Recorded data ->
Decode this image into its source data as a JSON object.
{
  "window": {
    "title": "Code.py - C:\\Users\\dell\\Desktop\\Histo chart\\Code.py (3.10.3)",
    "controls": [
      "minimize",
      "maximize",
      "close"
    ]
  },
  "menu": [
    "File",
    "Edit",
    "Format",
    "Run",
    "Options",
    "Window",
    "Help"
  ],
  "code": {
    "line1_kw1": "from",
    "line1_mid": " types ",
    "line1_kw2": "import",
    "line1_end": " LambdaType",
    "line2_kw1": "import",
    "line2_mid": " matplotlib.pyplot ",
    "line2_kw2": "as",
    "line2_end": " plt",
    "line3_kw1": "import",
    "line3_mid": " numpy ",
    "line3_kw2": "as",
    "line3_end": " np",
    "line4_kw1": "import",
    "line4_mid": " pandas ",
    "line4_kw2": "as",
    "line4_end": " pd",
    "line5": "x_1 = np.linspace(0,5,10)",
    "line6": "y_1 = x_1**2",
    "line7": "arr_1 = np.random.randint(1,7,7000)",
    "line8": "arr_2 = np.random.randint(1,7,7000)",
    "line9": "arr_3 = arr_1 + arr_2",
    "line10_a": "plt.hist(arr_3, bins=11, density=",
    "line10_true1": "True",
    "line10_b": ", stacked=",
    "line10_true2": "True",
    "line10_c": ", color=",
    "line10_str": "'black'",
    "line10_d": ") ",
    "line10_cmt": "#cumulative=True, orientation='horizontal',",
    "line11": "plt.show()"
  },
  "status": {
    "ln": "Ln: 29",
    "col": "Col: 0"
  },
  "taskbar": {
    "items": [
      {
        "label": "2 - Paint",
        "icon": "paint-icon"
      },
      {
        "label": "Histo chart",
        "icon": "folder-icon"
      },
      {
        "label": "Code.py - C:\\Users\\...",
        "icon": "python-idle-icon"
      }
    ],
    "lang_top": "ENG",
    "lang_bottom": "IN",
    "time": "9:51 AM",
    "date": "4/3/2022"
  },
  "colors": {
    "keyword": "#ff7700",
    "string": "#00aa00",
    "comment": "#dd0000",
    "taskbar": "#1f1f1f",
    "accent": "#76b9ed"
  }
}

Problem to work on ->
Each record above should be returned exactly as it appears.

Full answer ->
Decode this image into its source data as a JSON object.
{
  "window": {
    "title": "Code.py - C:\\Users\\dell\\Desktop\\Histo chart\\Code.py (3.10.3)",
    "controls": [
      "minimize",
      "maximize",
      "close"
    ]
  },
  "menu": [
    "File",
    "Edit",
    "Format",
    "Run",
    "Options",
    "Window",
    "Help"
  ],
  "code": {
    "line1_kw1": "from",
    "line1_mid": " types ",
    "line1_kw2": "import",
    "line1_end": " LambdaType",
    "line2_kw1": "import",
    "line2_mid": " matplotlib.pyplot ",
    "line2_kw2": "as",
    "line2_end": " plt",
    "line3_kw1": "import",
    "line3_mid": " numpy ",
    "line3_kw2": "as",
    "line3_end": " np",
    "line4_kw1": "import",
    "line4_mid": " pandas ",
    "line4_kw2": "as",
    "line4_end": " pd",
    "line5": "x_1 = np.linspace(0,5,10)",
    "line6": "y_1 = x_1**2",
    "line7": "arr_1 = np.random.randint(1,7,7000)",
    "line8": "arr_2 = np.random.randint(1,7,7000)",
    "line9": "arr_3 = arr_1 + arr_2",
    "line10_a": "plt.hist(arr_3, bins=11, density=",
    "line10_true1": "True",
    "line10_b": ", stacked=",
    "line10_true2": "True",
    "line10_c": ", color=",
    "line10_str": "'black'",
    "line10_d": ") ",
    "line10_cmt": "#cumulative=True, orientation='horizontal',",
    "line11": "plt.show()"
  },
  "status": {
    "ln": "Ln: 29",
    "col": "Col: 0"
  },
  "taskbar": {
    "items": [
      {
        "label": "2 - Paint",
        "icon": "paint-icon"
      },
      {
        "label": "Histo chart",
        "icon": "folder-icon"
      },
      {
        "label": "Code.py - C:\\Users\\...",
        "icon": "python-idle-icon"
      }
    ],
    "lang_top": "ENG",
    "lang_bottom": "IN",
    "time": "9:51 AM",
    "date": "4/3/2022"
  },
  "colors": {
    "keyword": "#ff7700",
    "string": "#00aa00",
    "comment": "#dd0000",
    "taskbar": "#1f1f1f",
    "accent": "#76b9ed"
  }
}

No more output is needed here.